◆ Task instructions ◆
Identify and copy all lines of the material where the string "this" is found.

◆ Data entries for graphics ◆
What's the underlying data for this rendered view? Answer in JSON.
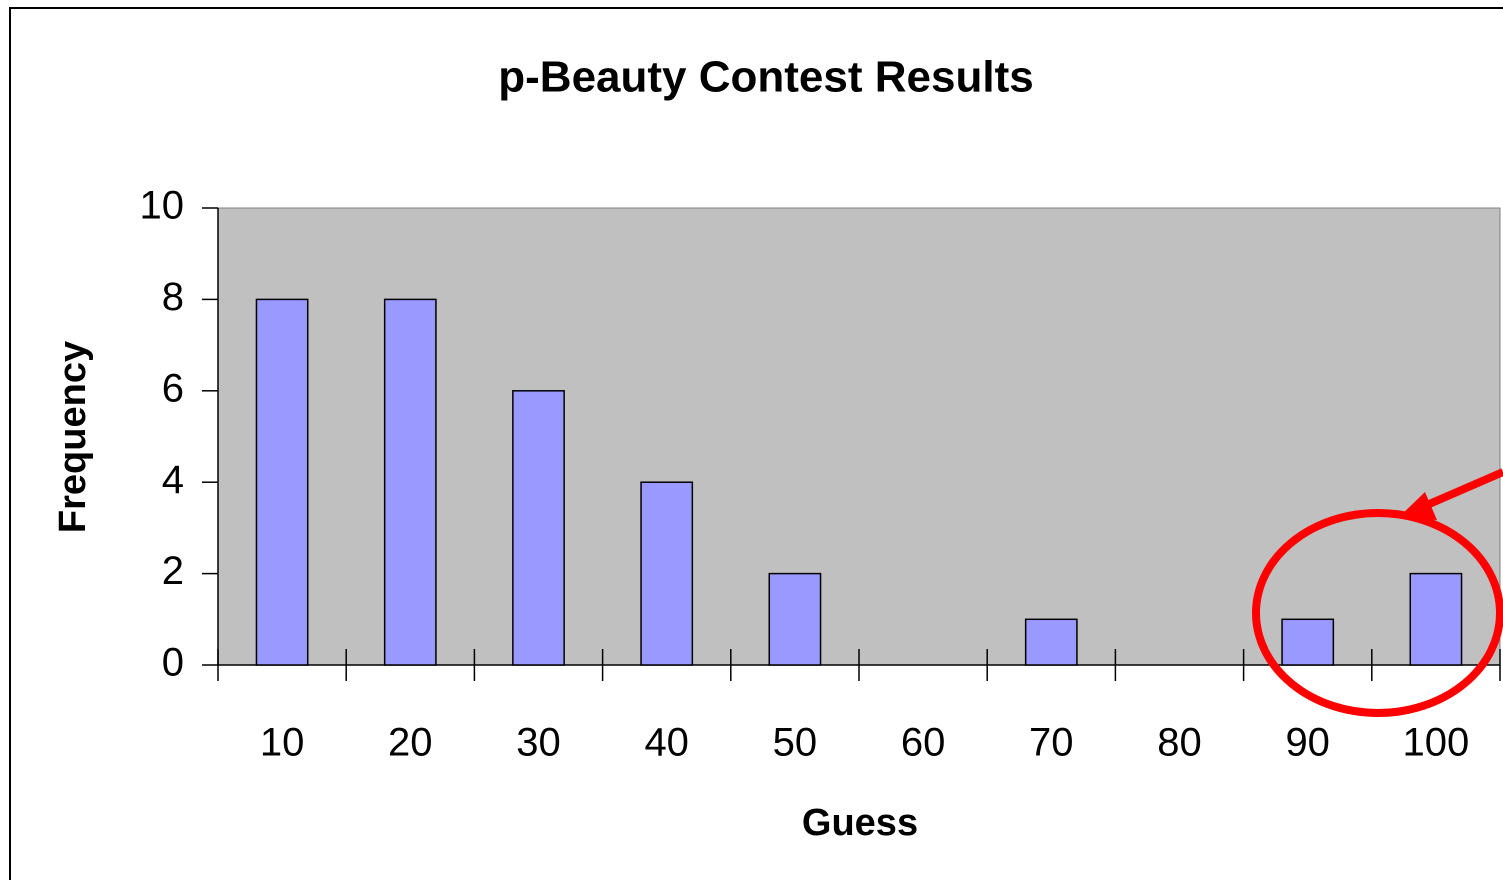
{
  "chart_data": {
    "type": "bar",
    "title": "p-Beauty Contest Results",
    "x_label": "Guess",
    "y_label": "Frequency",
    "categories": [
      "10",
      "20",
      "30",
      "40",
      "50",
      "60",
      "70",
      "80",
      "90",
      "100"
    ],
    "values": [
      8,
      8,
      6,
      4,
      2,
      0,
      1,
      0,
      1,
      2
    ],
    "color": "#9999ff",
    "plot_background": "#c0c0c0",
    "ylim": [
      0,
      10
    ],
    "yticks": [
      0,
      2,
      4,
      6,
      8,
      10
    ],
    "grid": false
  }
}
--
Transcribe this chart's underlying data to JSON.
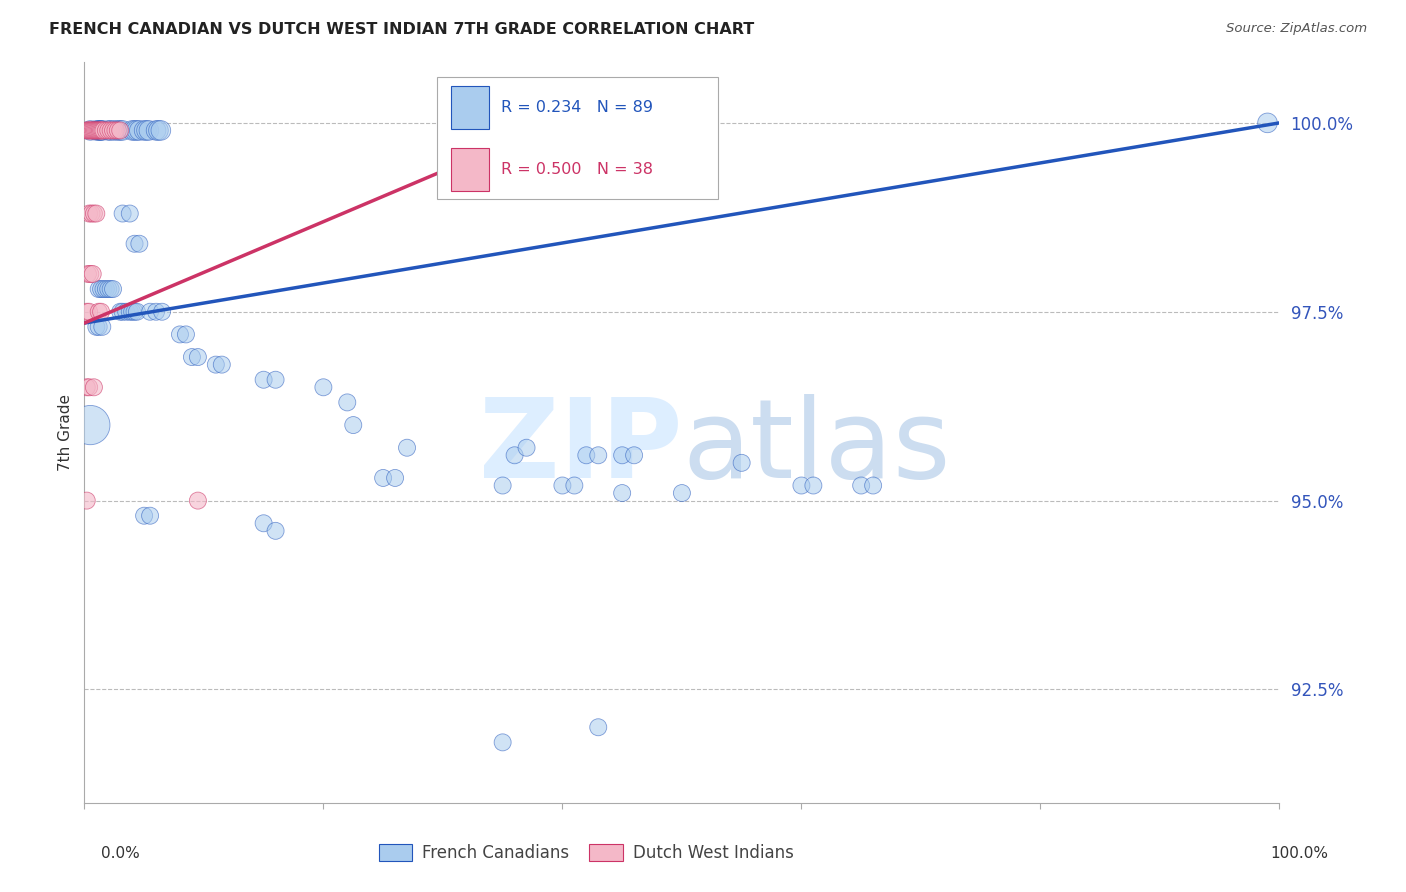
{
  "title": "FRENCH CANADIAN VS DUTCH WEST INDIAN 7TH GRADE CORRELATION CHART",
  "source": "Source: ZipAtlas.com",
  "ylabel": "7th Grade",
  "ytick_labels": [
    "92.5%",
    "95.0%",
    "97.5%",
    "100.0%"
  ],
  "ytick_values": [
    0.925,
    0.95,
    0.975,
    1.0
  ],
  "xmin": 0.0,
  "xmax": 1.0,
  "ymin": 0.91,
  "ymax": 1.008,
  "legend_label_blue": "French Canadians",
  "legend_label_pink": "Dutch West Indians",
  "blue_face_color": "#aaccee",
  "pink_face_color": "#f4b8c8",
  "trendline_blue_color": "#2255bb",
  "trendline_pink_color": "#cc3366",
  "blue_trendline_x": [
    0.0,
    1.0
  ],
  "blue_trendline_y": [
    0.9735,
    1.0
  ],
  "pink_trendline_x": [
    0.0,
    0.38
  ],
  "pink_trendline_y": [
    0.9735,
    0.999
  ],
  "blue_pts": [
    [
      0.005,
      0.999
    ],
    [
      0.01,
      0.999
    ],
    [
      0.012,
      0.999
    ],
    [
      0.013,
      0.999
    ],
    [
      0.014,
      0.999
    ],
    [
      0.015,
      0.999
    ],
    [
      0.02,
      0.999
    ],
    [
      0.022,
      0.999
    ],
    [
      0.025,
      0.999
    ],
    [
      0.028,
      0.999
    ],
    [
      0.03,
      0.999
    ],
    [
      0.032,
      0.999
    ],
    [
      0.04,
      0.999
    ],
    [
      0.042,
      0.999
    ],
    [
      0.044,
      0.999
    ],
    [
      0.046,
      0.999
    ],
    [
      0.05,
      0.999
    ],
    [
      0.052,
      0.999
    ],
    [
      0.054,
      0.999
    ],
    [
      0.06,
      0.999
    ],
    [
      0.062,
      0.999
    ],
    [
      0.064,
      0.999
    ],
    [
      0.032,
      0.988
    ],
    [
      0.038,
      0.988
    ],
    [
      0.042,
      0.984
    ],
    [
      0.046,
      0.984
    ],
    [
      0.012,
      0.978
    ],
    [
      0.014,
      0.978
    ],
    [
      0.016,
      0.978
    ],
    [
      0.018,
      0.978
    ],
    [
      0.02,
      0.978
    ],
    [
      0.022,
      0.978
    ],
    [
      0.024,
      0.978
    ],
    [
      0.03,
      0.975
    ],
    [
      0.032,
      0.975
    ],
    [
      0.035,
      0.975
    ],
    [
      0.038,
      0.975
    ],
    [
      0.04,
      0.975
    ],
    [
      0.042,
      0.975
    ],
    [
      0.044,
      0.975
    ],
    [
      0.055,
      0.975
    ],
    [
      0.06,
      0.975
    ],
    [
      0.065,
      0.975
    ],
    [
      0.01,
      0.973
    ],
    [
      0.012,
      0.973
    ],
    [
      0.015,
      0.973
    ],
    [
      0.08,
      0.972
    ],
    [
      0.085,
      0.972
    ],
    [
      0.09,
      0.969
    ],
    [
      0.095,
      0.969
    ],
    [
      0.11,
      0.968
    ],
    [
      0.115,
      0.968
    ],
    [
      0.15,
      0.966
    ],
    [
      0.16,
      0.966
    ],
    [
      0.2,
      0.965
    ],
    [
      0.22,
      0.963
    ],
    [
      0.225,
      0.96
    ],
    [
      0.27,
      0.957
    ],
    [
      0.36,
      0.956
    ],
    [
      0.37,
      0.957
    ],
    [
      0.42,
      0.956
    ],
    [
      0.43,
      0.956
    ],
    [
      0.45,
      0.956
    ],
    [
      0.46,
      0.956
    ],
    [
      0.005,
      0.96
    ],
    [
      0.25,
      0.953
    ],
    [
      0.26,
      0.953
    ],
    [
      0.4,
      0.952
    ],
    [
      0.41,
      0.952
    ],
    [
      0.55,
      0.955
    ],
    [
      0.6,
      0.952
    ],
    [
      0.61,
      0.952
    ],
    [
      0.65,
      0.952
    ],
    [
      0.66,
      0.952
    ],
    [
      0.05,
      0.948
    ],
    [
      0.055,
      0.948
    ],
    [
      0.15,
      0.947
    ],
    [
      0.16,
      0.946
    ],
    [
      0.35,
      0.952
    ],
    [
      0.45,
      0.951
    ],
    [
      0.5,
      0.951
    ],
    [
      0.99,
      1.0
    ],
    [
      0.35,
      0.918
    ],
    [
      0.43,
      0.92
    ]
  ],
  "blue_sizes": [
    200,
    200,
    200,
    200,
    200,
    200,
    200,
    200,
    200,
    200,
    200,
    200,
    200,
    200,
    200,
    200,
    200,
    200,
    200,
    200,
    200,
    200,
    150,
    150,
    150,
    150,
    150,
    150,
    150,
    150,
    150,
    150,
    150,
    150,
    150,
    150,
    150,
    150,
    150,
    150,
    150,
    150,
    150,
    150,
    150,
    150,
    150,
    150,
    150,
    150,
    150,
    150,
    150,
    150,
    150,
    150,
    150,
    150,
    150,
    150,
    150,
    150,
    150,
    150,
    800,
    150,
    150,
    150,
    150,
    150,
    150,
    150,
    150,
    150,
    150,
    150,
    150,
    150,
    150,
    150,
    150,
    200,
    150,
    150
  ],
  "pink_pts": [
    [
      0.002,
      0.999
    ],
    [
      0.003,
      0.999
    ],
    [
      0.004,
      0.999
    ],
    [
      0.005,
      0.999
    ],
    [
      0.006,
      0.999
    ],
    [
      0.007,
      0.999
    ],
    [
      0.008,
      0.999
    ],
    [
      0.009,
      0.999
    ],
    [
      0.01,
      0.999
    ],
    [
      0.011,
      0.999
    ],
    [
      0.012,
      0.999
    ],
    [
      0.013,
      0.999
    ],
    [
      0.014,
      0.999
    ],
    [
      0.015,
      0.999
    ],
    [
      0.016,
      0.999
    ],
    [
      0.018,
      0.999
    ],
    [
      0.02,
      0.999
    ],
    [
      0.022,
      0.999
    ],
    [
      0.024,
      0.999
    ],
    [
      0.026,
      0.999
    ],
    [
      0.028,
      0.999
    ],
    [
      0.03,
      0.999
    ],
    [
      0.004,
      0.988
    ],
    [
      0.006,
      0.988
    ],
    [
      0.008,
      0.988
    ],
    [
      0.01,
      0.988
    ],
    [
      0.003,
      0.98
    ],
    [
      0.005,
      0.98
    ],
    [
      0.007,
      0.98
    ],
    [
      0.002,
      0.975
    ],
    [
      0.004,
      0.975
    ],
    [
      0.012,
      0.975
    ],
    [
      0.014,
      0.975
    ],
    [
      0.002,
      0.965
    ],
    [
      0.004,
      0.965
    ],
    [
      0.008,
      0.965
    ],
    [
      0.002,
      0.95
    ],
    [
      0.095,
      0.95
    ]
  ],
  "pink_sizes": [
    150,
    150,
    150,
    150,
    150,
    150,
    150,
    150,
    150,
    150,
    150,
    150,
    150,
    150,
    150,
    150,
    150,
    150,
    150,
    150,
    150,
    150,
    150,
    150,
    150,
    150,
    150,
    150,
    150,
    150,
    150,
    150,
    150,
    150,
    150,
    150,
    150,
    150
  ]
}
* * *
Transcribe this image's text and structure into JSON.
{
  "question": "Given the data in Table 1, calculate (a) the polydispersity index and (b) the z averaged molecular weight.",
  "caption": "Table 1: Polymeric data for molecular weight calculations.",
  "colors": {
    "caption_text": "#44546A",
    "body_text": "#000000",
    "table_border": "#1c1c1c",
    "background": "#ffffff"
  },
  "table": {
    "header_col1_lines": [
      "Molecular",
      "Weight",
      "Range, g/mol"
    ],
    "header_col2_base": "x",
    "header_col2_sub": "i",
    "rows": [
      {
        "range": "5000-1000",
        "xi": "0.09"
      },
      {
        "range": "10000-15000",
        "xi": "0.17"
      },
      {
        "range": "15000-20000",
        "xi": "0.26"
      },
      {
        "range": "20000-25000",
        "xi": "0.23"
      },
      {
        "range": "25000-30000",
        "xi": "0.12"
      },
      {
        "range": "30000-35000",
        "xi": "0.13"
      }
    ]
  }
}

◆ Complete output ◆
What's the underlying data for this rendered view? Answer in JSON.
Transcribe this chart's underlying data to JSON.
Transcribe this image's text and structure into JSON.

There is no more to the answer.